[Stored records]
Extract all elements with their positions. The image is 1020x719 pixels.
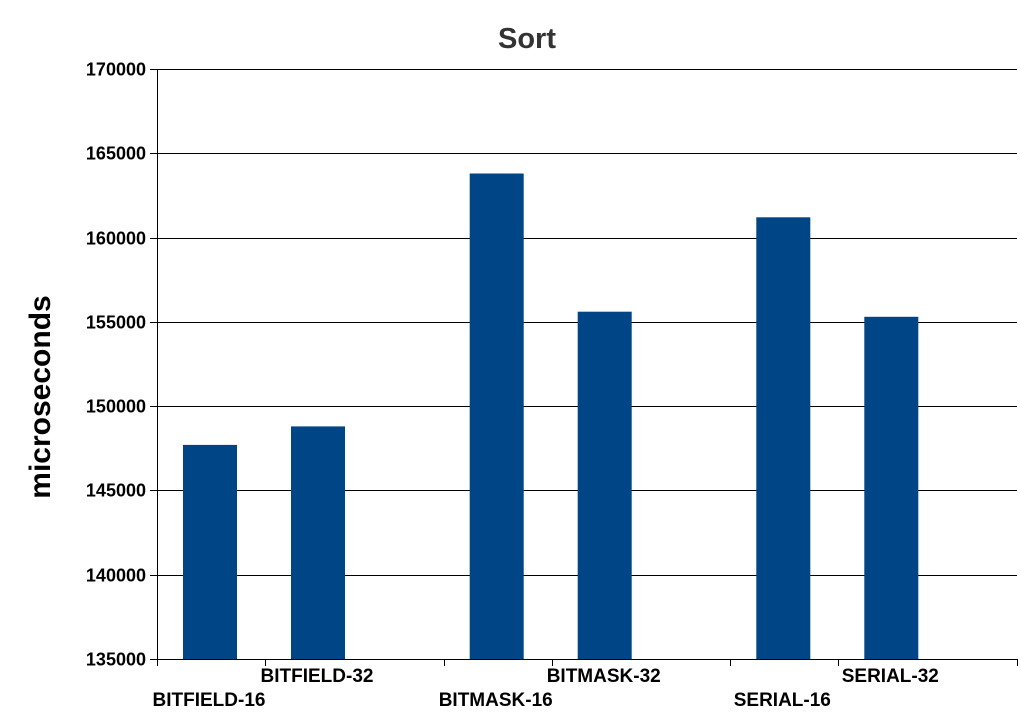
bars xyxy=(183,173,919,660)
y-tick-label: 135000 xyxy=(86,650,146,670)
bar-bitmask-16 xyxy=(469,173,524,659)
x-tick-label: BITFIELD-32 xyxy=(261,666,374,687)
x-tick-labels: BITFIELD-16 BITFIELD-32 BITMASK-16 BITMASK-… xyxy=(153,666,939,711)
y-tick-label: 170000 xyxy=(86,60,146,80)
y-tick-label: 165000 xyxy=(86,144,146,164)
axes xyxy=(150,69,1018,666)
bar-bitmask-32 xyxy=(577,311,632,659)
y-tick-label: 140000 xyxy=(86,566,146,586)
y-tick-labels: 135000 140000 145000 150000 155000 160000 1650… xyxy=(86,60,146,670)
x-tick-label: BITMASK-16 xyxy=(439,690,553,711)
y-tick-label: 155000 xyxy=(86,313,146,333)
bar-serial-32 xyxy=(864,316,919,659)
chart-title: Sort xyxy=(498,23,556,55)
y-tick-label: 160000 xyxy=(86,229,146,249)
x-tick-label: SERIAL-32 xyxy=(842,666,939,687)
bar-serial-16 xyxy=(756,217,811,660)
y-tick-label: 145000 xyxy=(86,481,146,501)
y-tick-label: 150000 xyxy=(86,397,146,417)
bar-bitfield-16 xyxy=(183,444,237,659)
y-axis-label: microseconds xyxy=(24,295,57,498)
x-tick-label: SERIAL-16 xyxy=(734,690,831,711)
x-tick-label: BITFIELD-16 xyxy=(153,690,266,711)
bar-bitfield-32 xyxy=(291,426,345,659)
x-tick-label: BITMASK-32 xyxy=(547,666,661,687)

### REQUIRED WORK
Rewrite the records above, renaming "chart-title" to "plot-title" and leaving everything else unchanged. Omit the pictures from your answer.

### TASK ANSWER
Extract all elements with their positions. The image is 1020x719 pixels.
bars xyxy=(183,173,919,660)
y-tick-label: 135000 xyxy=(86,650,146,670)
bar-bitmask-16 xyxy=(469,173,524,659)
x-tick-label: BITFIELD-32 xyxy=(261,666,374,687)
x-tick-labels: BITFIELD-16 BITFIELD-32 BITMASK-16 BITMASK-… xyxy=(153,666,939,711)
y-tick-label: 170000 xyxy=(86,60,146,80)
y-tick-label: 165000 xyxy=(86,144,146,164)
axes xyxy=(150,69,1018,666)
bar-bitmask-32 xyxy=(577,311,632,659)
y-tick-label: 140000 xyxy=(86,566,146,586)
y-tick-labels: 135000 140000 145000 150000 155000 160000 1650… xyxy=(86,60,146,670)
x-tick-label: BITMASK-16 xyxy=(439,690,553,711)
y-tick-label: 155000 xyxy=(86,313,146,333)
bar-serial-32 xyxy=(864,316,919,659)
plot-title: Sort xyxy=(498,23,556,55)
y-tick-label: 160000 xyxy=(86,229,146,249)
x-tick-label: SERIAL-32 xyxy=(842,666,939,687)
bar-serial-16 xyxy=(756,217,811,660)
y-tick-label: 145000 xyxy=(86,481,146,501)
y-tick-label: 150000 xyxy=(86,397,146,417)
bar-bitfield-16 xyxy=(183,444,237,659)
y-axis-label: microseconds xyxy=(24,295,57,498)
x-tick-label: SERIAL-16 xyxy=(734,690,831,711)
x-tick-label: BITFIELD-16 xyxy=(153,690,266,711)
bar-bitfield-32 xyxy=(291,426,345,659)
x-tick-label: BITMASK-32 xyxy=(547,666,661,687)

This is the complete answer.